Data for processing:
_ _ _ _ _

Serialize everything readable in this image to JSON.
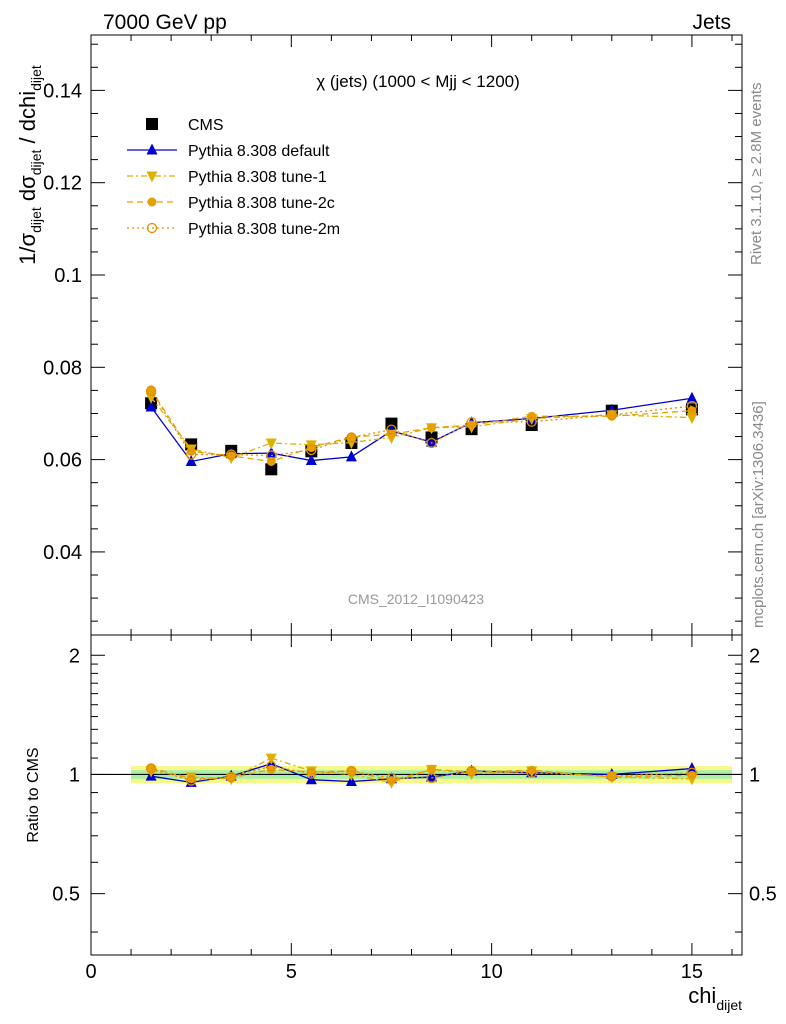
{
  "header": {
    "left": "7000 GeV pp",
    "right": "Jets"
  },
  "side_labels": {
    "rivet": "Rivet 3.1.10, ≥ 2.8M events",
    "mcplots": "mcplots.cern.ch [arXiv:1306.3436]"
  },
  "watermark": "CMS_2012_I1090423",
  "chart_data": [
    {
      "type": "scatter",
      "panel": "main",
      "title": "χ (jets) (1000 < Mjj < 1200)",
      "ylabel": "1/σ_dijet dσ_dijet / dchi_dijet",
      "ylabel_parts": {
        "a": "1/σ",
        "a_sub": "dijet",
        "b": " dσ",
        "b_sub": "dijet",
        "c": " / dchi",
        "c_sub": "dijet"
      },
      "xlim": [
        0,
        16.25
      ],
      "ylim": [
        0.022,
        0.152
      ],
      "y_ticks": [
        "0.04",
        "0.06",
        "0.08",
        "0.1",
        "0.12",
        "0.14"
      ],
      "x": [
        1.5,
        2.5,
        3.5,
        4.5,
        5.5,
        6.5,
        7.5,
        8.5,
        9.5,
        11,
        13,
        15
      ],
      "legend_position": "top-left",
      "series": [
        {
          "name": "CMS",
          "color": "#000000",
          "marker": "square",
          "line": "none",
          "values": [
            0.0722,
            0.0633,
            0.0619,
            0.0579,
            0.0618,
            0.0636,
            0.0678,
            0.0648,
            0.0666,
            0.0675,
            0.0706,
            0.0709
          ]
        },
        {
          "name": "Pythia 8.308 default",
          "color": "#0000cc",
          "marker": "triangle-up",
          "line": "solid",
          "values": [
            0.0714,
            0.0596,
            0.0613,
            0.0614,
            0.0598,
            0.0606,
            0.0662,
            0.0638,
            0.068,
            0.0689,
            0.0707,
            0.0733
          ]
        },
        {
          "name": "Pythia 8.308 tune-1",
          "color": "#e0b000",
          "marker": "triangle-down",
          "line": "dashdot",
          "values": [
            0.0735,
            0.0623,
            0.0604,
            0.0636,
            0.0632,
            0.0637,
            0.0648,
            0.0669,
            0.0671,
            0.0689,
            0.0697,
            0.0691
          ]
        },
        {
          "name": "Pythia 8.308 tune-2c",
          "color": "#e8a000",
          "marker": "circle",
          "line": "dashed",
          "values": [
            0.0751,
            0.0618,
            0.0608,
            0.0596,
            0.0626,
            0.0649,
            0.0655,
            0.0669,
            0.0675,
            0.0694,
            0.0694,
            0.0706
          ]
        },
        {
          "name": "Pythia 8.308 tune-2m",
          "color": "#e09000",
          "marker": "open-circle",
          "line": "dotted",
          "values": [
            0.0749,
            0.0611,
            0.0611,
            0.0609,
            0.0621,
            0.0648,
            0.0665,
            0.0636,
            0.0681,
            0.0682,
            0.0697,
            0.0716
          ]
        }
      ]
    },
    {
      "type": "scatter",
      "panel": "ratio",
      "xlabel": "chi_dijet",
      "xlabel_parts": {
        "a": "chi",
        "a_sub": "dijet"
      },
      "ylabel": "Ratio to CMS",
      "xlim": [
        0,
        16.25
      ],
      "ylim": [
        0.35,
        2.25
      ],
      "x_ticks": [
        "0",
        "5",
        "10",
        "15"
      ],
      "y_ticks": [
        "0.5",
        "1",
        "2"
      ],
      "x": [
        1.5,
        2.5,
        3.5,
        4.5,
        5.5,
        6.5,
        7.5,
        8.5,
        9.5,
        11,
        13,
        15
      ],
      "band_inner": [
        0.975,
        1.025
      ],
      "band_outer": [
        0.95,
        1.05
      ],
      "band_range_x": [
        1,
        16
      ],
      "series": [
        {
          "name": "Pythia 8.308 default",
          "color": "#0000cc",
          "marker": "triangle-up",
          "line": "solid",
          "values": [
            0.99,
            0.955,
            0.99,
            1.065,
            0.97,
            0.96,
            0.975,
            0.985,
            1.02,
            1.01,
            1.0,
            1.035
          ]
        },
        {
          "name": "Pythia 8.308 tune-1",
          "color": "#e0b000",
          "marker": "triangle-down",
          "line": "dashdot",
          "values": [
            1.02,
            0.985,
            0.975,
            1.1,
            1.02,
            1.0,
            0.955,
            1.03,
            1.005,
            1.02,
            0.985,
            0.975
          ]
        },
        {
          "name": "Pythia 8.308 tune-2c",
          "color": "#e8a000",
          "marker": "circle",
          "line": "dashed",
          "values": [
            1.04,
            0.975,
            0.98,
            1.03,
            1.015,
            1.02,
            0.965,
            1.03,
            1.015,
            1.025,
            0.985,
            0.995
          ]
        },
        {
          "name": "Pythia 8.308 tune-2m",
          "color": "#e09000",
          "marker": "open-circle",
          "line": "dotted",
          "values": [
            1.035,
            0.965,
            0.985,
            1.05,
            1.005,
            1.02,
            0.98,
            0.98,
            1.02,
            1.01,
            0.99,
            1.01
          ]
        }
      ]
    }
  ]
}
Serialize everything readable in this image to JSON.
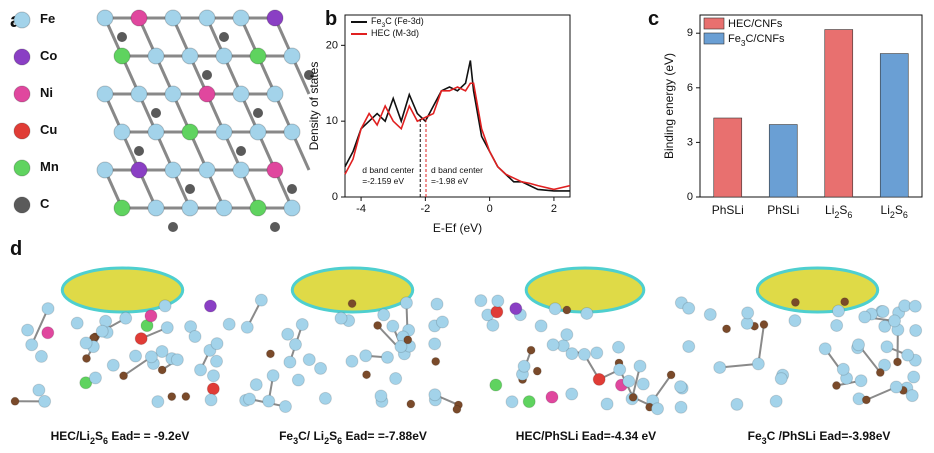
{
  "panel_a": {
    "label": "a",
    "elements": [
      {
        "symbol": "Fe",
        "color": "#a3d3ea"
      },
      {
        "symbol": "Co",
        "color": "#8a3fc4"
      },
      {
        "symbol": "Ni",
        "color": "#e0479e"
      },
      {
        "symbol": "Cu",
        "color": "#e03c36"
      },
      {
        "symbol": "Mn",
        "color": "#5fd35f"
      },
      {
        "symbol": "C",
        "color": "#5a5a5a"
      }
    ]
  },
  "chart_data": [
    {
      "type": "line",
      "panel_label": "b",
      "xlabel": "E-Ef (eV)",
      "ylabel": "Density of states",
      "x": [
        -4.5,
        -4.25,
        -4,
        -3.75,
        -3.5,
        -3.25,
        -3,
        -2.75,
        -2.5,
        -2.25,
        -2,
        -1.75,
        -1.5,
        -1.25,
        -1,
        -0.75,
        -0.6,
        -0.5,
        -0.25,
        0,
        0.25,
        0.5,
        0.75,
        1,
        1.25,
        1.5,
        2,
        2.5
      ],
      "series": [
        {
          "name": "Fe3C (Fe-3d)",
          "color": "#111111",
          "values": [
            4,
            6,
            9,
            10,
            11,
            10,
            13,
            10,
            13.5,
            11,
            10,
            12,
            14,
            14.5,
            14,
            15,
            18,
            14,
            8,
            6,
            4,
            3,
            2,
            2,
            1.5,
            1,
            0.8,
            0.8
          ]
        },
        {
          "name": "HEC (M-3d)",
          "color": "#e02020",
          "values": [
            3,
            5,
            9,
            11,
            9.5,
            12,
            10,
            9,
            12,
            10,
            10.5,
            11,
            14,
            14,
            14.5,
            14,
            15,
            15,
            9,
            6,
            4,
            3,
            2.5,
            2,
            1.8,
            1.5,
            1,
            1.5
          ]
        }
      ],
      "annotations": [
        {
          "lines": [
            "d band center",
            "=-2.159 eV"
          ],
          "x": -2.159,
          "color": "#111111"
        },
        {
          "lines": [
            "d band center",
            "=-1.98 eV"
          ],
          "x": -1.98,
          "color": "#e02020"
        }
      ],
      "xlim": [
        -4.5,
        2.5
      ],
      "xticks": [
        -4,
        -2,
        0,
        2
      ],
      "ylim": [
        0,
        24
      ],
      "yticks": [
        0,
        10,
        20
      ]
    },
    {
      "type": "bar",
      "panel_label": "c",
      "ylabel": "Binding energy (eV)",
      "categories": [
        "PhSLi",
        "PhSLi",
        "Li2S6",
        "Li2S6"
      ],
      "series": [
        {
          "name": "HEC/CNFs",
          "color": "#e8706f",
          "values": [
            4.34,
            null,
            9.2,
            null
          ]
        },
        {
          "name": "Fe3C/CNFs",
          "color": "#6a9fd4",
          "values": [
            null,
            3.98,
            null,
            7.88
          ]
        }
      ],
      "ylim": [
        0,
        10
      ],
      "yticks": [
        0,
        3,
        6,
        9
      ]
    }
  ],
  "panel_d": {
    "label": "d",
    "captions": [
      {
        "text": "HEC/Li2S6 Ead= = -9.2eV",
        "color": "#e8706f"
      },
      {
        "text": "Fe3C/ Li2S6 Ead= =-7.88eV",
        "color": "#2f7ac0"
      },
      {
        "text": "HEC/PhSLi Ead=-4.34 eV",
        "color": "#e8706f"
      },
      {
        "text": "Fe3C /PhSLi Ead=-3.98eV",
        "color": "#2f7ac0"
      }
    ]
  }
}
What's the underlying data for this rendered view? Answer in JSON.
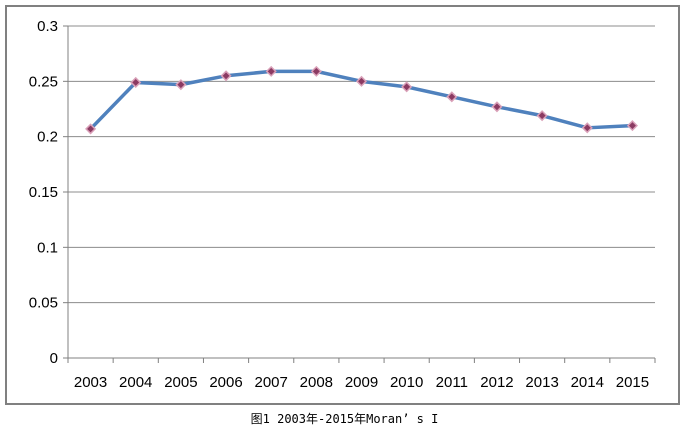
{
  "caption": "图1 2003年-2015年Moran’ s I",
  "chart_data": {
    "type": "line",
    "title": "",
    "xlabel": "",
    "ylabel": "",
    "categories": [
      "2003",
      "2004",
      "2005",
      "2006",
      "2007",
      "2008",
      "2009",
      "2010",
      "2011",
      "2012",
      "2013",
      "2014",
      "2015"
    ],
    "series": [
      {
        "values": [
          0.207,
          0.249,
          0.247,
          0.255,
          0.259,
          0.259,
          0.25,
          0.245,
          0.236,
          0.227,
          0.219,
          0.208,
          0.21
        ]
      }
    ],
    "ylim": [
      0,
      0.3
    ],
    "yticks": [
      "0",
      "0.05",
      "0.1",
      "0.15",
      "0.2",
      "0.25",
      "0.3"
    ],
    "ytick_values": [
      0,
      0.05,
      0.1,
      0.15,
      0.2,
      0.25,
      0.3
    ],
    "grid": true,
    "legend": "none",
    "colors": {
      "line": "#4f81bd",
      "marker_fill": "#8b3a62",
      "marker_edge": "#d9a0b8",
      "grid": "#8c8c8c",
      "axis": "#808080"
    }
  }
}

_ _ _ _ _

Exercise task: Omit the pictures and please write out exactly the lines between the one containing "What's the underlying" and the last line of the entries, both included.

Task answer:
What's the underlying data for this rendered view? Answer in JSON.
{
  "caption": "图1 2003年-2015年Moran’ s I",
  "chart_data": {
    "type": "line",
    "title": "",
    "xlabel": "",
    "ylabel": "",
    "categories": [
      "2003",
      "2004",
      "2005",
      "2006",
      "2007",
      "2008",
      "2009",
      "2010",
      "2011",
      "2012",
      "2013",
      "2014",
      "2015"
    ],
    "series": [
      {
        "values": [
          0.207,
          0.249,
          0.247,
          0.255,
          0.259,
          0.259,
          0.25,
          0.245,
          0.236,
          0.227,
          0.219,
          0.208,
          0.21
        ]
      }
    ],
    "ylim": [
      0,
      0.3
    ],
    "yticks": [
      "0",
      "0.05",
      "0.1",
      "0.15",
      "0.2",
      "0.25",
      "0.3"
    ],
    "ytick_values": [
      0,
      0.05,
      0.1,
      0.15,
      0.2,
      0.25,
      0.3
    ],
    "grid": true,
    "legend": "none",
    "colors": {
      "line": "#4f81bd",
      "marker_fill": "#8b3a62",
      "marker_edge": "#d9a0b8",
      "grid": "#8c8c8c",
      "axis": "#808080"
    }
  }
}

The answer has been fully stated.